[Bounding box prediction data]
= = =

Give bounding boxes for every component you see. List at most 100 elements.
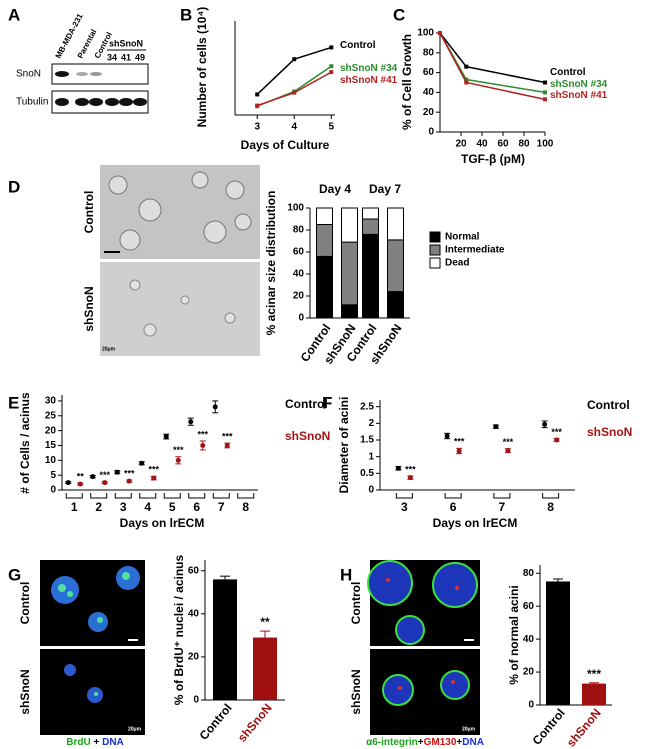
row-label: shSnoN — [82, 286, 96, 331]
acinus — [432, 562, 478, 608]
micrograph — [100, 262, 260, 356]
y-tick-label: 1.5 — [360, 435, 374, 446]
x-axis-label: Days on lrECM — [433, 516, 518, 530]
nucleus — [58, 584, 66, 592]
panel-label: E — [8, 393, 19, 412]
group-label: Day 4 — [319, 182, 351, 196]
stain-separator: + — [456, 737, 462, 748]
point — [90, 474, 96, 480]
acinus — [395, 615, 425, 645]
scale-bar-label: 20μm — [102, 346, 116, 352]
panel-label: A — [8, 5, 20, 24]
scale-bar-label: 20μm — [462, 726, 476, 732]
x-tick-label: 7 — [499, 500, 506, 514]
y-tick-label: 80 — [293, 225, 305, 236]
scale-bar-label: 20μm — [128, 726, 142, 732]
acinus — [367, 560, 413, 606]
point — [163, 434, 169, 440]
stain: DNA — [102, 737, 124, 748]
bar-segment — [316, 207, 333, 225]
stain: DNA — [462, 737, 484, 748]
point — [464, 77, 469, 82]
x-tick-label: Control — [197, 701, 235, 743]
x-bracket — [212, 493, 230, 499]
acinus — [440, 670, 470, 700]
point — [139, 460, 145, 466]
x-bracket — [163, 493, 181, 499]
row-label: Tubulin — [16, 97, 48, 108]
nucleus — [97, 617, 103, 623]
band — [105, 98, 119, 106]
row-label: shSnoN — [18, 669, 32, 714]
acinus — [129, 279, 141, 291]
significance: *** — [551, 427, 562, 437]
lane-label: 41 — [121, 52, 131, 62]
y-tick-label: 40 — [523, 634, 535, 645]
stain: BrdU — [66, 737, 90, 748]
y-axis-label: Diameter of acini — [337, 397, 351, 494]
panel-label: B — [180, 5, 192, 24]
bar — [253, 637, 277, 700]
legend-label: Dead — [445, 258, 469, 269]
x-bracket — [395, 493, 413, 499]
significance: ** — [260, 615, 270, 629]
series-label: Control — [285, 397, 328, 411]
x-bracket — [188, 493, 206, 499]
y-axis-label: Number of cells (10⁴) — [195, 7, 209, 128]
x-axis-label: Days on lrECM — [120, 516, 205, 530]
legend-swatch — [429, 231, 441, 243]
golgi — [455, 586, 459, 590]
lane-group-label: shSnoN — [109, 38, 143, 48]
series-line — [256, 65, 332, 107]
series-label: Control — [587, 398, 630, 412]
bar-segment — [362, 207, 379, 220]
point — [554, 437, 560, 443]
panel-label: G — [8, 565, 21, 584]
x-tick-label: 2 — [95, 500, 102, 514]
stain: GM130 — [424, 737, 457, 748]
significance: *** — [197, 429, 208, 439]
point — [212, 404, 218, 410]
y-axis-label: % of Cell Growth — [400, 34, 414, 130]
y-axis-label: # of Cells / acinus — [18, 392, 32, 494]
point — [542, 421, 548, 427]
series-line — [256, 46, 332, 95]
point — [114, 469, 120, 475]
y-tick-label: 0 — [428, 127, 434, 138]
x-tick-label: 3 — [254, 122, 260, 133]
y-tick-label: 60 — [293, 247, 305, 258]
y-axis-label: % of normal acini — [507, 585, 521, 684]
x-tick-label: 5 — [169, 500, 176, 514]
series-label: shSnoN #34 — [340, 63, 398, 74]
series-label: Control — [340, 40, 376, 51]
point — [65, 480, 71, 486]
x-tick-label: Control — [530, 706, 568, 748]
x-bracket — [114, 493, 132, 499]
bar — [582, 683, 606, 705]
y-tick-label: 2 — [368, 418, 374, 429]
y-tick-label: 30 — [45, 396, 57, 407]
golgi — [451, 680, 455, 684]
point — [464, 64, 469, 69]
point — [126, 478, 132, 484]
point — [224, 442, 230, 448]
stain-separator: + — [418, 737, 424, 748]
x-tick-label: 80 — [518, 139, 530, 150]
band — [75, 98, 89, 106]
point — [188, 419, 194, 425]
series-label: shSnoN — [285, 429, 330, 443]
x-tick-label: 6 — [450, 500, 457, 514]
band — [89, 98, 103, 106]
point — [493, 424, 499, 430]
band — [55, 98, 69, 106]
significance: *** — [173, 445, 184, 455]
x-tick-label: 3 — [120, 500, 127, 514]
y-tick-label: 80 — [423, 47, 435, 58]
y-tick-label: 20 — [423, 107, 435, 118]
y-tick-label: 40 — [293, 269, 305, 280]
x-bracket — [237, 493, 255, 499]
series-line — [439, 32, 546, 84]
acinus — [225, 180, 245, 200]
x-bracket — [139, 493, 157, 499]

= = =

[Task to carry out]: Can you repeat every record above exactly, apart from the pictures?

[Your solution]:
Give bounding boxes for every component you see. List at most 100 elements.
row-label: shSnoN — [82, 286, 96, 331]
acinus — [432, 562, 478, 608]
micrograph — [100, 262, 260, 356]
y-tick-label: 1.5 — [360, 435, 374, 446]
x-axis-label: Days on lrECM — [433, 516, 518, 530]
nucleus — [58, 584, 66, 592]
panel-label: E — [8, 393, 19, 412]
group-label: Day 4 — [319, 182, 351, 196]
stain-separator: + — [456, 737, 462, 748]
point — [90, 474, 96, 480]
acinus — [395, 615, 425, 645]
scale-bar-label: 20μm — [102, 346, 116, 352]
panel-label: A — [8, 5, 20, 24]
scale-bar-label: 20μm — [462, 726, 476, 732]
x-tick-label: 7 — [499, 500, 506, 514]
y-tick-label: 80 — [293, 225, 305, 236]
scale-bar-label: 20μm — [128, 726, 142, 732]
acinus — [367, 560, 413, 606]
point — [163, 434, 169, 440]
stain: DNA — [102, 737, 124, 748]
bar-segment — [316, 207, 333, 225]
stain: DNA — [462, 737, 484, 748]
point — [464, 77, 469, 82]
x-tick-label: Control — [197, 701, 235, 743]
x-bracket — [212, 493, 230, 499]
acinus — [440, 670, 470, 700]
point — [139, 460, 145, 466]
x-bracket — [163, 493, 181, 499]
row-label: Tubulin — [16, 97, 48, 108]
nucleus — [97, 617, 103, 623]
band — [105, 98, 119, 106]
row-label: shSnoN — [18, 669, 32, 714]
acinus — [129, 279, 141, 291]
significance: *** — [551, 427, 562, 437]
lane-label: 41 — [121, 52, 131, 62]
y-tick-label: 40 — [523, 634, 535, 645]
stain: BrdU — [66, 737, 90, 748]
y-axis-label: Diameter of acini — [337, 397, 351, 494]
panel-label: B — [180, 5, 192, 24]
bar — [253, 637, 277, 700]
legend-label: Dead — [445, 258, 469, 269]
x-bracket — [395, 493, 413, 499]
significance: ** — [260, 615, 270, 629]
series-label: Control — [285, 397, 328, 411]
x-bracket — [188, 493, 206, 499]
y-axis-label: Number of cells (10⁴) — [195, 7, 209, 128]
x-axis-label: Days on lrECM — [120, 516, 205, 530]
legend-swatch — [429, 231, 441, 243]
golgi — [455, 586, 459, 590]
lane-group-label: shSnoN — [109, 38, 143, 48]
series-line — [256, 65, 332, 107]
series-label: Control — [587, 398, 630, 412]
bar-segment — [362, 207, 379, 220]
point — [554, 437, 560, 443]
panel-label: G — [8, 565, 21, 584]
x-tick-label: 2 — [95, 500, 102, 514]
stain: GM130 — [424, 737, 457, 748]
significance: *** — [197, 429, 208, 439]
point — [212, 404, 218, 410]
y-axis-label: % of Cell Growth — [400, 34, 414, 130]
y-axis-label: # of Cells / acinus — [18, 392, 32, 494]
point — [542, 421, 548, 427]
series-line — [256, 46, 332, 95]
point — [114, 469, 120, 475]
y-tick-label: 0 — [428, 127, 434, 138]
x-tick-label: 3 — [254, 122, 260, 133]
y-tick-label: 60 — [293, 247, 305, 258]
y-axis-label: % of normal acini — [507, 585, 521, 684]
x-tick-label: 5 — [169, 500, 176, 514]
series-label: shSnoN #34 — [340, 63, 398, 74]
series-label: Control — [340, 40, 376, 51]
point — [65, 480, 71, 486]
x-tick-label: Control — [530, 706, 568, 748]
x-bracket — [114, 493, 132, 499]
bar — [582, 683, 606, 705]
y-tick-label: 2 — [368, 418, 374, 429]
y-tick-label: 30 — [45, 396, 57, 407]
golgi — [451, 680, 455, 684]
point — [464, 64, 469, 69]
point — [126, 478, 132, 484]
point — [224, 442, 230, 448]
stain-separator: + — [418, 737, 424, 748]
x-tick-label: 80 — [518, 139, 530, 150]
band — [75, 98, 89, 106]
point — [188, 419, 194, 425]
series-label: shSnoN — [285, 429, 330, 443]
x-tick-label: 6 — [450, 500, 457, 514]
band — [89, 98, 103, 106]
point — [493, 424, 499, 430]
band — [55, 98, 69, 106]
significance: *** — [173, 445, 184, 455]
x-tick-label: 3 — [120, 500, 127, 514]
y-tick-label: 80 — [423, 47, 435, 58]
y-tick-label: 20 — [423, 107, 435, 118]
y-tick-label: 40 — [293, 269, 305, 280]
x-bracket — [237, 493, 255, 499]
series-line — [439, 32, 546, 84]
acinus — [225, 180, 245, 200]
x-bracket — [139, 493, 157, 499]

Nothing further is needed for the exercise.